---------- TASK DATA

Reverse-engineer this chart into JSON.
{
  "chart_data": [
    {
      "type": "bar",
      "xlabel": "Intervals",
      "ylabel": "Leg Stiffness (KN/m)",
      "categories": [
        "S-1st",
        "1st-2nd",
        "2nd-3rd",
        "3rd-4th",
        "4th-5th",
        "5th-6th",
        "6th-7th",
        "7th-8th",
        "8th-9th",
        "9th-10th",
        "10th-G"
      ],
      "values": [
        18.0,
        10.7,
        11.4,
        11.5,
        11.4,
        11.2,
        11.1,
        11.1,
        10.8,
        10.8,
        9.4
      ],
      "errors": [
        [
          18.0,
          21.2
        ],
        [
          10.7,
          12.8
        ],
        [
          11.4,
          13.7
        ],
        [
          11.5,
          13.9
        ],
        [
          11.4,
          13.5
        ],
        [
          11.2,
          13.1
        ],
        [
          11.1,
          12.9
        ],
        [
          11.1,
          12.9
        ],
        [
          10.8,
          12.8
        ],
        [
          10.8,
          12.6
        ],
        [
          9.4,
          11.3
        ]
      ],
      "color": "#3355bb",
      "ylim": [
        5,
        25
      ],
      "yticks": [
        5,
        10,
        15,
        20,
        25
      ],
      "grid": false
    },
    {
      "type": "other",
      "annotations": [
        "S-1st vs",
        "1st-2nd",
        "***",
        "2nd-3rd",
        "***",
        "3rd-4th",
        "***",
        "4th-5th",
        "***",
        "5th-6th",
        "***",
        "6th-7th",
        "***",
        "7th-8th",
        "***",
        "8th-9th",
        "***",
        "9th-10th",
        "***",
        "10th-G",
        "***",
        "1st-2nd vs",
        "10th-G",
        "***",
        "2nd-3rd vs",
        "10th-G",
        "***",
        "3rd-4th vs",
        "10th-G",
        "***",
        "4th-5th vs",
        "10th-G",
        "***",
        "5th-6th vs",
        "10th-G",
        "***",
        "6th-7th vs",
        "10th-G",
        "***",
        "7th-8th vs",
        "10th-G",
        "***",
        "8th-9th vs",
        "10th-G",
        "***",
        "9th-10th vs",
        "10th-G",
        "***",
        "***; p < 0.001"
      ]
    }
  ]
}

--------------------

Return the listing above word for word.

Reverse-engineer this chart into JSON.
{
  "chart_data": [
    {
      "type": "bar",
      "xlabel": "Intervals",
      "ylabel": "Leg Stiffness (KN/m)",
      "categories": [
        "S-1st",
        "1st-2nd",
        "2nd-3rd",
        "3rd-4th",
        "4th-5th",
        "5th-6th",
        "6th-7th",
        "7th-8th",
        "8th-9th",
        "9th-10th",
        "10th-G"
      ],
      "values": [
        18.0,
        10.7,
        11.4,
        11.5,
        11.4,
        11.2,
        11.1,
        11.1,
        10.8,
        10.8,
        9.4
      ],
      "errors": [
        [
          18.0,
          21.2
        ],
        [
          10.7,
          12.8
        ],
        [
          11.4,
          13.7
        ],
        [
          11.5,
          13.9
        ],
        [
          11.4,
          13.5
        ],
        [
          11.2,
          13.1
        ],
        [
          11.1,
          12.9
        ],
        [
          11.1,
          12.9
        ],
        [
          10.8,
          12.8
        ],
        [
          10.8,
          12.6
        ],
        [
          9.4,
          11.3
        ]
      ],
      "color": "#3355bb",
      "ylim": [
        5,
        25
      ],
      "yticks": [
        5,
        10,
        15,
        20,
        25
      ],
      "grid": false
    },
    {
      "type": "other",
      "annotations": [
        "S-1st vs",
        "1st-2nd",
        "***",
        "2nd-3rd",
        "***",
        "3rd-4th",
        "***",
        "4th-5th",
        "***",
        "5th-6th",
        "***",
        "6th-7th",
        "***",
        "7th-8th",
        "***",
        "8th-9th",
        "***",
        "9th-10th",
        "***",
        "10th-G",
        "***",
        "1st-2nd vs",
        "10th-G",
        "***",
        "2nd-3rd vs",
        "10th-G",
        "***",
        "3rd-4th vs",
        "10th-G",
        "***",
        "4th-5th vs",
        "10th-G",
        "***",
        "5th-6th vs",
        "10th-G",
        "***",
        "6th-7th vs",
        "10th-G",
        "***",
        "7th-8th vs",
        "10th-G",
        "***",
        "8th-9th vs",
        "10th-G",
        "***",
        "9th-10th vs",
        "10th-G",
        "***",
        "***; p < 0.001"
      ]
    }
  ]
}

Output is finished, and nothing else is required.